Records about charts and figures:
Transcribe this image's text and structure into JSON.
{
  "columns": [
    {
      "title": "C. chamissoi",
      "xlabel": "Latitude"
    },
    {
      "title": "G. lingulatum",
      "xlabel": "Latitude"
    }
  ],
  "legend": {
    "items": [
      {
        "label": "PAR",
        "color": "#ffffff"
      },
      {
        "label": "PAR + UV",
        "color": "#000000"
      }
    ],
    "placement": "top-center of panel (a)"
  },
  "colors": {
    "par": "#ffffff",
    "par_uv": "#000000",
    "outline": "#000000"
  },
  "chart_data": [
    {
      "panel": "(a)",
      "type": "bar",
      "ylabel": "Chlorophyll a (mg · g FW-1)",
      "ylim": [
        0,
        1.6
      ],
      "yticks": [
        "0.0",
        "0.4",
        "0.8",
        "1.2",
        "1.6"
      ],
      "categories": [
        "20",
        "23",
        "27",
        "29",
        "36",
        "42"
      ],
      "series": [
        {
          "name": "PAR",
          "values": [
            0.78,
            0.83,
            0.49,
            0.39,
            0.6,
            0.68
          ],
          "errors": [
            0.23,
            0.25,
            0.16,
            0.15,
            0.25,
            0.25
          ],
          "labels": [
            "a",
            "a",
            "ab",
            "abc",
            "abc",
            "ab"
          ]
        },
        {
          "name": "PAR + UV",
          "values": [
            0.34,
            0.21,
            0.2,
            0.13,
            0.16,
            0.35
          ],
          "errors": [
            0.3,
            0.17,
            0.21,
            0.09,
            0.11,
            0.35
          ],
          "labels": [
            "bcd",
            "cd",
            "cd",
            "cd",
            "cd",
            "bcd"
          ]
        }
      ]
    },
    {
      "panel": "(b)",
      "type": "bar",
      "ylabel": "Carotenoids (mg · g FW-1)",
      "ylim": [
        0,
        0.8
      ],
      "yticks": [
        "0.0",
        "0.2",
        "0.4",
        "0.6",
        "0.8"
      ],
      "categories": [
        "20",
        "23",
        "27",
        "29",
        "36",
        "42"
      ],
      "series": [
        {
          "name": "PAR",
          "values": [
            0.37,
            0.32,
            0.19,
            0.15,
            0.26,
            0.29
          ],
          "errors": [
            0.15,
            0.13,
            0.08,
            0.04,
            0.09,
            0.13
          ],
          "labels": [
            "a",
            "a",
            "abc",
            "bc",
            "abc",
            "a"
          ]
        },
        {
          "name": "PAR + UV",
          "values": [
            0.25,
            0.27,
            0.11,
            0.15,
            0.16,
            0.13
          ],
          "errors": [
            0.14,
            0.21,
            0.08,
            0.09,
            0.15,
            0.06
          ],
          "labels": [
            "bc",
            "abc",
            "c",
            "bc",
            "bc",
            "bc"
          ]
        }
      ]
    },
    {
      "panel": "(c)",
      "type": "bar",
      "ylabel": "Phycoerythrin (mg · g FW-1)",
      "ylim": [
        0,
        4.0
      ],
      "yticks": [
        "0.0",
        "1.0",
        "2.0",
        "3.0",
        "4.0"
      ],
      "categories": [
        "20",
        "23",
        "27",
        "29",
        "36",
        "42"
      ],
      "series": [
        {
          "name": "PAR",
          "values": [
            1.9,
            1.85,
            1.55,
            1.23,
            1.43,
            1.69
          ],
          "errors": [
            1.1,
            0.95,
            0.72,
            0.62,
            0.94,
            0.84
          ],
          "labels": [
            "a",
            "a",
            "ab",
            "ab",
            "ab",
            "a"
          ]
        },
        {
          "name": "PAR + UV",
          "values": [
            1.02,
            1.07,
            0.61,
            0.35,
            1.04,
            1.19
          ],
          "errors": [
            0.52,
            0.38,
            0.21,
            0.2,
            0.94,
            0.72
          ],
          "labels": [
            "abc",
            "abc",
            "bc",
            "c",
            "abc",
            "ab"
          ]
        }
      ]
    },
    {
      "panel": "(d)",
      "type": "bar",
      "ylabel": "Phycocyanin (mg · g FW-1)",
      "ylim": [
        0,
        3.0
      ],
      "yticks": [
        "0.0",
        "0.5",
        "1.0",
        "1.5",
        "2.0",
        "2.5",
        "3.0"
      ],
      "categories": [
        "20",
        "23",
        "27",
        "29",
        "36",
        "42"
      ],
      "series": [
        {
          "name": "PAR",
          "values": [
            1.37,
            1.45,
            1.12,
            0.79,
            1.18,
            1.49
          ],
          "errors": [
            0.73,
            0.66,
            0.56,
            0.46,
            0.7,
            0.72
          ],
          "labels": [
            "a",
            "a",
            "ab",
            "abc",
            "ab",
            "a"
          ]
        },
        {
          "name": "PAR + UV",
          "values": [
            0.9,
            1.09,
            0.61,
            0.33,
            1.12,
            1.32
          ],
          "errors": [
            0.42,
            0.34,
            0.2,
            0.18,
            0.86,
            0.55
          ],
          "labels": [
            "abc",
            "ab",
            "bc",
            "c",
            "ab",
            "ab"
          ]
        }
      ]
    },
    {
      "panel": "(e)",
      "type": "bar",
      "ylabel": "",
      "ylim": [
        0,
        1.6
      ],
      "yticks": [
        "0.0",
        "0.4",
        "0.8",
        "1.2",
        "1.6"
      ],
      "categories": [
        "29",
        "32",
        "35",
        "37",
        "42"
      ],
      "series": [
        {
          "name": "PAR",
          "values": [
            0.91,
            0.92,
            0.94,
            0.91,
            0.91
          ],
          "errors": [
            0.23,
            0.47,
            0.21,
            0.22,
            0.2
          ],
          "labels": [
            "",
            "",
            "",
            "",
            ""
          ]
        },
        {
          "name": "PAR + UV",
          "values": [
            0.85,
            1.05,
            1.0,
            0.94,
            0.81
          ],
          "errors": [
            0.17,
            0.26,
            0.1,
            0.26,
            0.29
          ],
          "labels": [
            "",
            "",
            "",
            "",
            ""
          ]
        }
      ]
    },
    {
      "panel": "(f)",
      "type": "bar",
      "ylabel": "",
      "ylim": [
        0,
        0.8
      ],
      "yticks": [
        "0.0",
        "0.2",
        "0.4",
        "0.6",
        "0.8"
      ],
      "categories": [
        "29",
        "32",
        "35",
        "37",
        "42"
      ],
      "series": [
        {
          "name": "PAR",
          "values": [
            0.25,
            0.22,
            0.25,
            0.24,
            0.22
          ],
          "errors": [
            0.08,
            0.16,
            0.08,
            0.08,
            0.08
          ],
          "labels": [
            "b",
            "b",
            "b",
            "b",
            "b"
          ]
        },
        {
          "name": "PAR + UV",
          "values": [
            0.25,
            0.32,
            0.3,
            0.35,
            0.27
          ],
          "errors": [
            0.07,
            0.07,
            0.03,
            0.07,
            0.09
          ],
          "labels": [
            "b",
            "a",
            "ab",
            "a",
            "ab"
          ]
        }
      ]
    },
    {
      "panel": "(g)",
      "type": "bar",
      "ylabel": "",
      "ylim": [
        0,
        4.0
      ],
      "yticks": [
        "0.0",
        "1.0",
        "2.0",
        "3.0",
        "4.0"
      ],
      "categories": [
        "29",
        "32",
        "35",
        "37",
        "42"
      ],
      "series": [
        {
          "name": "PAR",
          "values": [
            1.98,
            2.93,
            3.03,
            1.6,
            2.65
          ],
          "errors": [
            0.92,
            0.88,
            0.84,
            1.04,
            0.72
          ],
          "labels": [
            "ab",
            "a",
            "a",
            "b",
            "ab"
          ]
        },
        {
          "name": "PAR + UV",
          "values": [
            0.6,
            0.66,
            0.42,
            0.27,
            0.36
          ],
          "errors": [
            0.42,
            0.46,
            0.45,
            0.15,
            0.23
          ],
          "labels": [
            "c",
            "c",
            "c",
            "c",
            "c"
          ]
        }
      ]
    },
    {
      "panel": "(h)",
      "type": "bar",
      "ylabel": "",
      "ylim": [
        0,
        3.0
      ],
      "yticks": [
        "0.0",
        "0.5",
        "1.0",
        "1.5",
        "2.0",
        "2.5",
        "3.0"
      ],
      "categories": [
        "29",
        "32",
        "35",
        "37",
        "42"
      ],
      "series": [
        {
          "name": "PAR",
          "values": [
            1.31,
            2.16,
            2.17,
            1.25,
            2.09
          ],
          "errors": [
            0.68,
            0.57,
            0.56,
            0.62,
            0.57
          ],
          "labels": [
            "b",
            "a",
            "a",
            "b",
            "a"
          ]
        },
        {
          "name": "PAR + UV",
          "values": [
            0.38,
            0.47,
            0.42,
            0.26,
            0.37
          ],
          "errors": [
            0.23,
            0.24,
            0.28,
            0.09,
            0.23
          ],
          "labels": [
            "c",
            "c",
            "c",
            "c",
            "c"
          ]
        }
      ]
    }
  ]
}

WHAT NEEDS TO BE DONE: Show every line in the records above that contains the word "panel".

TASK RESPONSE:
    "placement": "top-center of panel (a)"
      "panel": "(a)",
      "panel": "(b)",
      "panel": "(c)",
      "panel": "(d)",
      "panel": "(e)",
      "panel": "(f)",
      "panel": "(g)",
      "panel": "(h)",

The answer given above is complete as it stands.